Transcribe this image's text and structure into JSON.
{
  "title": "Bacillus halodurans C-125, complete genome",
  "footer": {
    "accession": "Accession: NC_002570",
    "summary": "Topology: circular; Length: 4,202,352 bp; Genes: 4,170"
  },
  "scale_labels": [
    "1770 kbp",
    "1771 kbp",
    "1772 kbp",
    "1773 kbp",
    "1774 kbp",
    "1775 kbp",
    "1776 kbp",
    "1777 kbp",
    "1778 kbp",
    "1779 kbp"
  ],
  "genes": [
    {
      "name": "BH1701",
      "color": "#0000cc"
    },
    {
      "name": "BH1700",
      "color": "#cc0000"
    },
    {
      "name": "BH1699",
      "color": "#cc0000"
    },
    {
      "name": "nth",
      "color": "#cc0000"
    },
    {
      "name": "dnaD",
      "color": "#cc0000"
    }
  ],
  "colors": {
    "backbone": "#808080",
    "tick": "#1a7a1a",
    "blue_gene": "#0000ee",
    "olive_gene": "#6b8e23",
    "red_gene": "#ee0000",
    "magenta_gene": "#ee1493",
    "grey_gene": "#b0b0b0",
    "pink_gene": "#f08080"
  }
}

_ _ _

* _What needs to be done_: A verbatim copy of all the records is to be produced.

* _Result for this exercise_:
Transcribe this image's text and structure into JSON.
{
  "title": "Bacillus halodurans C-125, complete genome",
  "footer": {
    "accession": "Accession: NC_002570",
    "summary": "Topology: circular; Length: 4,202,352 bp; Genes: 4,170"
  },
  "scale_labels": [
    "1770 kbp",
    "1771 kbp",
    "1772 kbp",
    "1773 kbp",
    "1774 kbp",
    "1775 kbp",
    "1776 kbp",
    "1777 kbp",
    "1778 kbp",
    "1779 kbp"
  ],
  "genes": [
    {
      "name": "BH1701",
      "color": "#0000cc"
    },
    {
      "name": "BH1700",
      "color": "#cc0000"
    },
    {
      "name": "BH1699",
      "color": "#cc0000"
    },
    {
      "name": "nth",
      "color": "#cc0000"
    },
    {
      "name": "dnaD",
      "color": "#cc0000"
    }
  ],
  "colors": {
    "backbone": "#808080",
    "tick": "#1a7a1a",
    "blue_gene": "#0000ee",
    "olive_gene": "#6b8e23",
    "red_gene": "#ee0000",
    "magenta_gene": "#ee1493",
    "grey_gene": "#b0b0b0",
    "pink_gene": "#f08080"
  }
}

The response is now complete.